▶ [What is expected] Search the material for the string "ylabel" and copy each line where it occurs.

▶ [Provided entries]

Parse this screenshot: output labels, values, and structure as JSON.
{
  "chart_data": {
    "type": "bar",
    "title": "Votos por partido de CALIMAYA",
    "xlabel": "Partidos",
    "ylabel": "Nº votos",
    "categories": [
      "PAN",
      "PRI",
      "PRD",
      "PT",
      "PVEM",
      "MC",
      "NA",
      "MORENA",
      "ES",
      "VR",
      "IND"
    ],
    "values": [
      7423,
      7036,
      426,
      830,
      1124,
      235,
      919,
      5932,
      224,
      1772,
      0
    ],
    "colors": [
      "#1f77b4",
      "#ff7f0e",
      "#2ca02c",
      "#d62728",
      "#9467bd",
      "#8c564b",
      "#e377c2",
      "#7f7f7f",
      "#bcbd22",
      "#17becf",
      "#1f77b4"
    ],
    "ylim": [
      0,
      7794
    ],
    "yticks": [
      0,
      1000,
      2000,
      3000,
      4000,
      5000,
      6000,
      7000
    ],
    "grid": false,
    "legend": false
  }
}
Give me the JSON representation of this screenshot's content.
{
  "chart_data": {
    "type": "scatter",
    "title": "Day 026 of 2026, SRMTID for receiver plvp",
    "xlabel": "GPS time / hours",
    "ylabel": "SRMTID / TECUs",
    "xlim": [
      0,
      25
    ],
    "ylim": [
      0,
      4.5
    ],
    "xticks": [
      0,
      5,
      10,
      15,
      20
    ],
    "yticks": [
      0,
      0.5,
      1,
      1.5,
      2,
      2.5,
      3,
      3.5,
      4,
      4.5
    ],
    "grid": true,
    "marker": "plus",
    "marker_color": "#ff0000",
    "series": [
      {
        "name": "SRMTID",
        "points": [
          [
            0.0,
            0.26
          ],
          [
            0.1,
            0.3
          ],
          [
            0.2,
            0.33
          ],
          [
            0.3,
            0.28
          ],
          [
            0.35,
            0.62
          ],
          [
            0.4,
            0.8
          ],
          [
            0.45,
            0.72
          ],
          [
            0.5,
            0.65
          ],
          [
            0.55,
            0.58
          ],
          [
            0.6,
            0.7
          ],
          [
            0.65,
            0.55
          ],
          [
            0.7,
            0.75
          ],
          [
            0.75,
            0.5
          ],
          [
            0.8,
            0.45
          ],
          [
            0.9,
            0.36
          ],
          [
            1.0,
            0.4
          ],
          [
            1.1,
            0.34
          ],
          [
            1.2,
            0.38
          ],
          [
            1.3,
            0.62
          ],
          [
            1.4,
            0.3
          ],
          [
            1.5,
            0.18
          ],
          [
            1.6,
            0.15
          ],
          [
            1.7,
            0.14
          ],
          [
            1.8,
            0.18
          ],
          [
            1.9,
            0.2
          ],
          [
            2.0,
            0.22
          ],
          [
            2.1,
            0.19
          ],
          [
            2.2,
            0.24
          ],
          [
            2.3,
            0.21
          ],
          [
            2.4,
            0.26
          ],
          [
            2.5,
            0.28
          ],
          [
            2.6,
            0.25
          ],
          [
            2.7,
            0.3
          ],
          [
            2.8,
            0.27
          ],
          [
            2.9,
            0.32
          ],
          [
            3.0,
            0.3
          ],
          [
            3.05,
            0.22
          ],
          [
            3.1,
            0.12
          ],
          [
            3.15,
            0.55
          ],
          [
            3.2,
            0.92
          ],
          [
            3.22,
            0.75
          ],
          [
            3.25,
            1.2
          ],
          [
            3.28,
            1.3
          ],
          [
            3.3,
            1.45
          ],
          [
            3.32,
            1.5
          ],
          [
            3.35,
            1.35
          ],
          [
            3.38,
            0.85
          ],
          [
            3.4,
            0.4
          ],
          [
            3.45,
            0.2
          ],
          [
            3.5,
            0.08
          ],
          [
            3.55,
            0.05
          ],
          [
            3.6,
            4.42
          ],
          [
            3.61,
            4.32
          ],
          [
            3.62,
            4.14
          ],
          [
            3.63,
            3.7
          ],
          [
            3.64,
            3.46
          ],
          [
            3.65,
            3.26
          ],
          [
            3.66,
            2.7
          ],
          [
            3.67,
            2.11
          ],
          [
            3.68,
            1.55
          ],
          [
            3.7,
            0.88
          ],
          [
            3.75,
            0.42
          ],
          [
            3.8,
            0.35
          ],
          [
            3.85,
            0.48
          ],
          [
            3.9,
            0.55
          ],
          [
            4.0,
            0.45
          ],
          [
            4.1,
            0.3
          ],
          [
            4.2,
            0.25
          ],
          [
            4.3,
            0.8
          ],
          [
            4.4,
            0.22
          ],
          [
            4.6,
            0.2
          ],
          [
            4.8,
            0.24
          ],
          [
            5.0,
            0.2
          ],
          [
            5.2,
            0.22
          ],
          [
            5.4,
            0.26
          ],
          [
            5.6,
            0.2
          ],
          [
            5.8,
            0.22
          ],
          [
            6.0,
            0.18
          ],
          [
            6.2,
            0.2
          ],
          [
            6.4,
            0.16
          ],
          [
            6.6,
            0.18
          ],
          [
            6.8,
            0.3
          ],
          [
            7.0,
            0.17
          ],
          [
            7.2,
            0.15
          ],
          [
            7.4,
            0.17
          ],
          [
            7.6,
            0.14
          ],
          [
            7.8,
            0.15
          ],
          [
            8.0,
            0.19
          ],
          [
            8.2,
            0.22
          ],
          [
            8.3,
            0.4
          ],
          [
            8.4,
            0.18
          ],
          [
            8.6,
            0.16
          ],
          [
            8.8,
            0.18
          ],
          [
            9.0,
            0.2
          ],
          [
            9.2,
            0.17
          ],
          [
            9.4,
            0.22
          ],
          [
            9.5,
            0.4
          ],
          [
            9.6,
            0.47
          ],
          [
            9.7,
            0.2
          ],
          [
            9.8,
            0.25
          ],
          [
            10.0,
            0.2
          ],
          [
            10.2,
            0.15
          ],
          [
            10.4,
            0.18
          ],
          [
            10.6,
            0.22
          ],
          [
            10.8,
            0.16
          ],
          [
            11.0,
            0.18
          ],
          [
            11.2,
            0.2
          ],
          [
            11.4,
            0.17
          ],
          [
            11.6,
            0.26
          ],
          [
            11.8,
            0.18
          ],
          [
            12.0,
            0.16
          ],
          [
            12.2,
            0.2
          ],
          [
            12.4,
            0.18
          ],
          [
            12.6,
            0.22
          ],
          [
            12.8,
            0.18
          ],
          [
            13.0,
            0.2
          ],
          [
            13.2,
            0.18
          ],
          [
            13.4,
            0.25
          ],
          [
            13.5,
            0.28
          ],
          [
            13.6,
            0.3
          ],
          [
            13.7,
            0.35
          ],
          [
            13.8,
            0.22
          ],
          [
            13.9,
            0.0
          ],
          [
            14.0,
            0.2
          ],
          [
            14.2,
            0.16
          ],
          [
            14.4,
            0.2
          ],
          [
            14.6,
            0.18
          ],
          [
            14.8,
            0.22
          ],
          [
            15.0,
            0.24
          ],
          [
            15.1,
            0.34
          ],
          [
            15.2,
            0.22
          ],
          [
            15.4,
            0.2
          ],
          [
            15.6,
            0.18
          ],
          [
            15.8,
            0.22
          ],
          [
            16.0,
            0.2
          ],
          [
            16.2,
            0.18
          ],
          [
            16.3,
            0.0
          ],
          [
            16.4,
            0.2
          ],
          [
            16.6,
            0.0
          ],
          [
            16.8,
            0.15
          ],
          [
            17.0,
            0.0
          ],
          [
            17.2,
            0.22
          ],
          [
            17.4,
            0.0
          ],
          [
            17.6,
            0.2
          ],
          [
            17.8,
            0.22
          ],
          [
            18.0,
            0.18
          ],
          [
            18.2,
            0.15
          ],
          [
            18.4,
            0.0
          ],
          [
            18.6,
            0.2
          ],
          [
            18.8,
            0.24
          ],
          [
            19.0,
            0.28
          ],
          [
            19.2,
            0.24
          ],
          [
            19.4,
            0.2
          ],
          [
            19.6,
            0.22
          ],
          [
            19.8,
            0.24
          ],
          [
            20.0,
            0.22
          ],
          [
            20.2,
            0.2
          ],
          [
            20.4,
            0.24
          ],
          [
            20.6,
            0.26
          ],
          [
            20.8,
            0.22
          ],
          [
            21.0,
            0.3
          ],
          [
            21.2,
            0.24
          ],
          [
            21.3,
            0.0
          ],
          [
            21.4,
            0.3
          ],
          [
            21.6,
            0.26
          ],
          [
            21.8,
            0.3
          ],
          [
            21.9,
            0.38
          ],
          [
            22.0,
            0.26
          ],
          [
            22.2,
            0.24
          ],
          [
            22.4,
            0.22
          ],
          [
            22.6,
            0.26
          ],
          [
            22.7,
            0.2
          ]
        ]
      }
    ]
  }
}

▶ [Full response]
    "ylabel": "Nº votos",
    "ylabel": "SRMTID / TECUs",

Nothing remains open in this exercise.